* BEGIN MATERIAL *

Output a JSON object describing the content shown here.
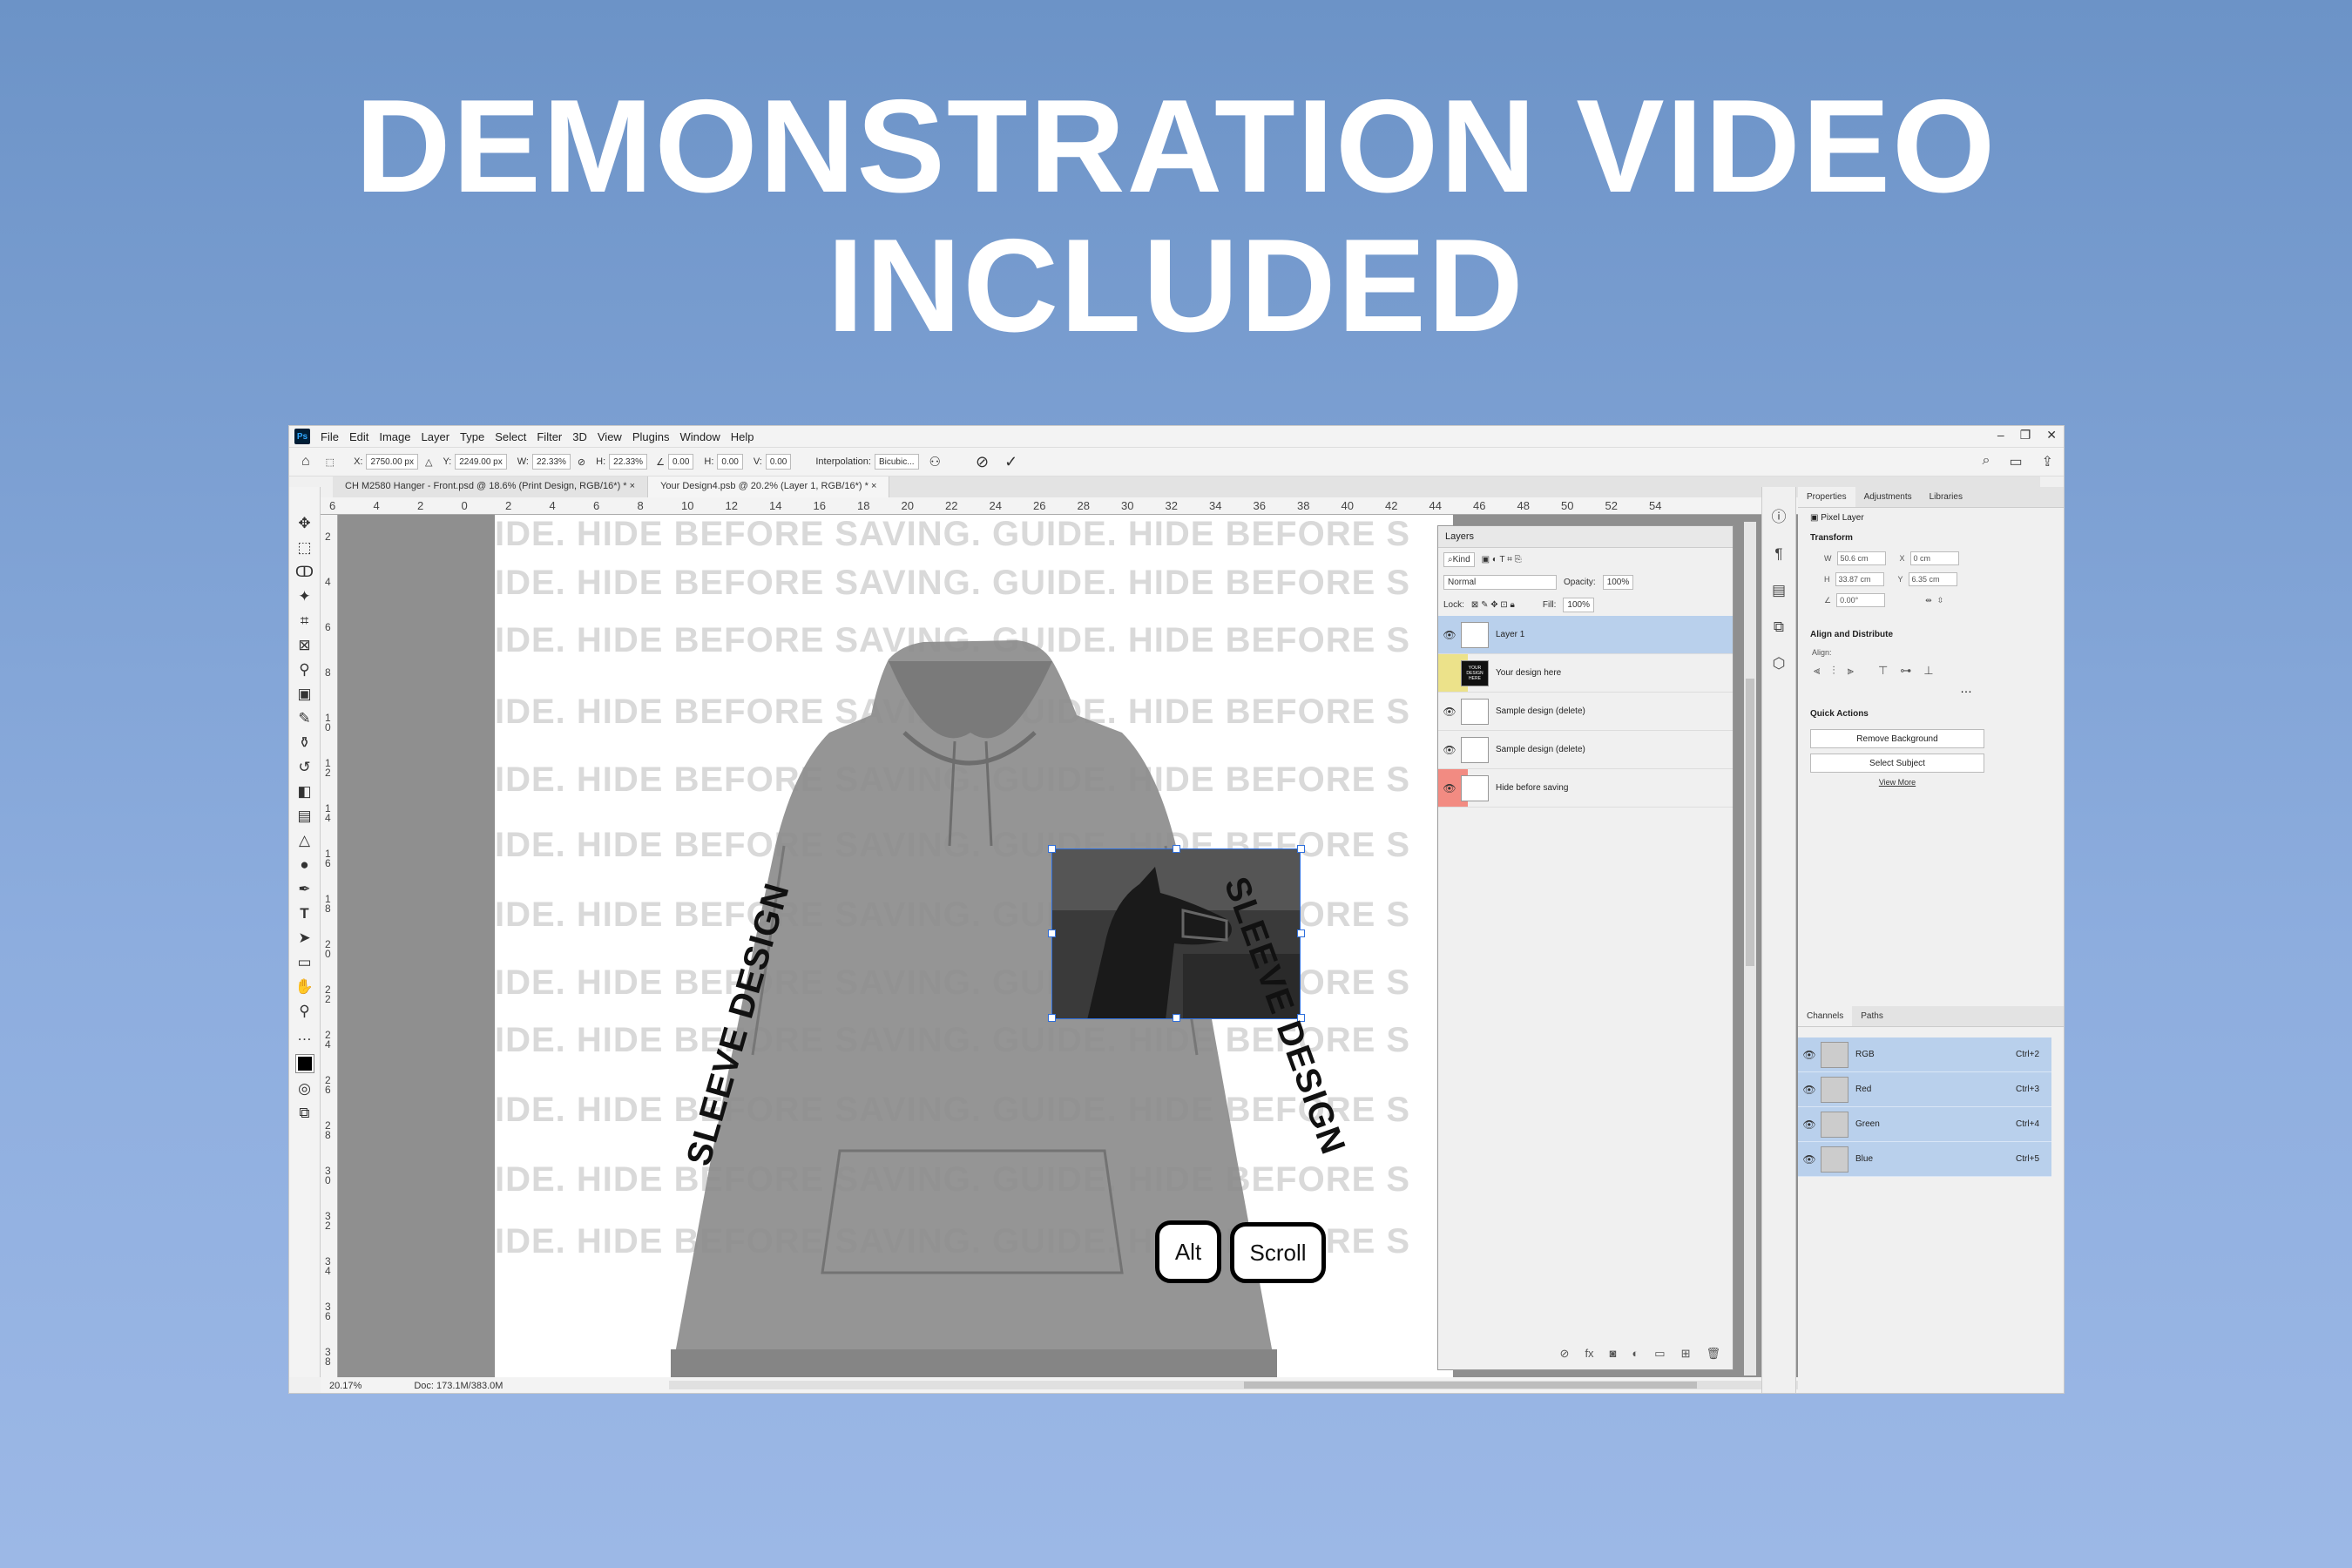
{
  "headline": {
    "line1": "DEMONSTRATION VIDEO",
    "line2": "INCLUDED"
  },
  "menubar": {
    "logo": "Ps",
    "items": [
      "File",
      "Edit",
      "Image",
      "Layer",
      "Type",
      "Select",
      "Filter",
      "3D",
      "View",
      "Plugins",
      "Window",
      "Help"
    ]
  },
  "options": {
    "x_label": "X:",
    "x": "2750.00 px",
    "y_label": "Y:",
    "y": "2249.00 px",
    "w_label": "W:",
    "w": "22.33%",
    "h_label": "H:",
    "h": "22.33%",
    "angle": "0.00",
    "hskew_label": "H:",
    "hskew": "0.00",
    "vskew_label": "V:",
    "vskew": "0.00",
    "interp_label": "Interpolation:",
    "interp": "Bicubic..."
  },
  "tabs": [
    "CH M2580 Hanger - Front.psd @ 18.6% (Print Design, RGB/16*) *",
    "Your Design4.psb @ 20.2% (Layer 1, RGB/16*) *"
  ],
  "ruler_h": [
    "6",
    "4",
    "2",
    "0",
    "2",
    "4",
    "6",
    "8",
    "10",
    "12",
    "14",
    "16",
    "18",
    "20",
    "22",
    "24",
    "26",
    "28",
    "30",
    "32",
    "34",
    "36",
    "38",
    "40",
    "42",
    "44",
    "46",
    "48",
    "50",
    "52",
    "54"
  ],
  "ruler_v": [
    "2",
    "4",
    "6",
    "8",
    "1\n0",
    "1\n2",
    "1\n4",
    "1\n6",
    "1\n8",
    "2\n0",
    "2\n2",
    "2\n4",
    "2\n6",
    "2\n8",
    "3\n0",
    "3\n2",
    "3\n4",
    "3\n6",
    "3\n8"
  ],
  "canvas": {
    "watermark": "IDE. HIDE BEFORE SAVING. GUIDE. HIDE BEFORE S",
    "sleeve_left": "SLEEVE DESIGN",
    "sleeve_right": "SLEEVE DESIGN",
    "key1": "Alt",
    "key2": "Scroll"
  },
  "layers": {
    "title": "Layers",
    "kind": "Kind",
    "blend": "Normal",
    "opacity_label": "Opacity:",
    "opacity": "100%",
    "lock_label": "Lock:",
    "fill_label": "Fill:",
    "fill": "100%",
    "items": [
      {
        "name": "Layer 1",
        "color": "#b9d0ec"
      },
      {
        "name": "Your design here",
        "color": "#ece28a",
        "thumb": "YOUR DESIGN HERE"
      },
      {
        "name": "Sample design (delete)",
        "color": ""
      },
      {
        "name": "Sample design (delete)",
        "color": ""
      },
      {
        "name": "Hide before saving",
        "color": "#f28b82"
      }
    ]
  },
  "status": {
    "zoom": "20.17%",
    "doc": "Doc: 173.1M/383.0M"
  },
  "properties": {
    "tabs": [
      "Properties",
      "Adjustments",
      "Libraries"
    ],
    "kind": "Pixel Layer",
    "transform": "Transform",
    "w_label": "W",
    "w": "50.6 cm",
    "x_label": "X",
    "x": "0 cm",
    "h_label": "H",
    "h": "33.87 cm",
    "y_label": "Y",
    "y": "6.35 cm",
    "angle": "0.00°",
    "align": "Align and Distribute",
    "align_label": "Align:",
    "quick": "Quick Actions",
    "remove_bg": "Remove Background",
    "select_subject": "Select Subject",
    "view_more": "View More"
  },
  "channels": {
    "tabs": [
      "Channels",
      "Paths"
    ],
    "items": [
      {
        "name": "RGB",
        "key": "Ctrl+2"
      },
      {
        "name": "Red",
        "key": "Ctrl+3"
      },
      {
        "name": "Green",
        "key": "Ctrl+4"
      },
      {
        "name": "Blue",
        "key": "Ctrl+5"
      }
    ]
  },
  "colors": {
    "accent": "#2f6fdc",
    "selected": "#b9d0ec",
    "background": "#7a9ed2"
  }
}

* END MATERIAL *

YOUR OBJECTIVE: Without the pictures, restate all of the entries above verbatim.

RIGHT ANSWER:
Output a JSON object describing the content shown here.
{
  "headline": {
    "line1": "DEMONSTRATION VIDEO",
    "line2": "INCLUDED"
  },
  "menubar": {
    "logo": "Ps",
    "items": [
      "File",
      "Edit",
      "Image",
      "Layer",
      "Type",
      "Select",
      "Filter",
      "3D",
      "View",
      "Plugins",
      "Window",
      "Help"
    ]
  },
  "options": {
    "x_label": "X:",
    "x": "2750.00 px",
    "y_label": "Y:",
    "y": "2249.00 px",
    "w_label": "W:",
    "w": "22.33%",
    "h_label": "H:",
    "h": "22.33%",
    "angle": "0.00",
    "hskew_label": "H:",
    "hskew": "0.00",
    "vskew_label": "V:",
    "vskew": "0.00",
    "interp_label": "Interpolation:",
    "interp": "Bicubic..."
  },
  "tabs": [
    "CH M2580 Hanger - Front.psd @ 18.6% (Print Design, RGB/16*) *",
    "Your Design4.psb @ 20.2% (Layer 1, RGB/16*) *"
  ],
  "ruler_h": [
    "6",
    "4",
    "2",
    "0",
    "2",
    "4",
    "6",
    "8",
    "10",
    "12",
    "14",
    "16",
    "18",
    "20",
    "22",
    "24",
    "26",
    "28",
    "30",
    "32",
    "34",
    "36",
    "38",
    "40",
    "42",
    "44",
    "46",
    "48",
    "50",
    "52",
    "54"
  ],
  "ruler_v": [
    "2",
    "4",
    "6",
    "8",
    "1\n0",
    "1\n2",
    "1\n4",
    "1\n6",
    "1\n8",
    "2\n0",
    "2\n2",
    "2\n4",
    "2\n6",
    "2\n8",
    "3\n0",
    "3\n2",
    "3\n4",
    "3\n6",
    "3\n8"
  ],
  "canvas": {
    "watermark": "IDE. HIDE BEFORE SAVING. GUIDE. HIDE BEFORE S",
    "sleeve_left": "SLEEVE DESIGN",
    "sleeve_right": "SLEEVE DESIGN",
    "key1": "Alt",
    "key2": "Scroll"
  },
  "layers": {
    "title": "Layers",
    "kind": "Kind",
    "blend": "Normal",
    "opacity_label": "Opacity:",
    "opacity": "100%",
    "lock_label": "Lock:",
    "fill_label": "Fill:",
    "fill": "100%",
    "items": [
      {
        "name": "Layer 1",
        "color": "#b9d0ec"
      },
      {
        "name": "Your design here",
        "color": "#ece28a",
        "thumb": "YOUR DESIGN HERE"
      },
      {
        "name": "Sample design (delete)",
        "color": ""
      },
      {
        "name": "Sample design (delete)",
        "color": ""
      },
      {
        "name": "Hide before saving",
        "color": "#f28b82"
      }
    ]
  },
  "status": {
    "zoom": "20.17%",
    "doc": "Doc: 173.1M/383.0M"
  },
  "properties": {
    "tabs": [
      "Properties",
      "Adjustments",
      "Libraries"
    ],
    "kind": "Pixel Layer",
    "transform": "Transform",
    "w_label": "W",
    "w": "50.6 cm",
    "x_label": "X",
    "x": "0 cm",
    "h_label": "H",
    "h": "33.87 cm",
    "y_label": "Y",
    "y": "6.35 cm",
    "angle": "0.00°",
    "align": "Align and Distribute",
    "align_label": "Align:",
    "quick": "Quick Actions",
    "remove_bg": "Remove Background",
    "select_subject": "Select Subject",
    "view_more": "View More"
  },
  "channels": {
    "tabs": [
      "Channels",
      "Paths"
    ],
    "items": [
      {
        "name": "RGB",
        "key": "Ctrl+2"
      },
      {
        "name": "Red",
        "key": "Ctrl+3"
      },
      {
        "name": "Green",
        "key": "Ctrl+4"
      },
      {
        "name": "Blue",
        "key": "Ctrl+5"
      }
    ]
  },
  "colors": {
    "accent": "#2f6fdc",
    "selected": "#b9d0ec",
    "background": "#7a9ed2"
  }
}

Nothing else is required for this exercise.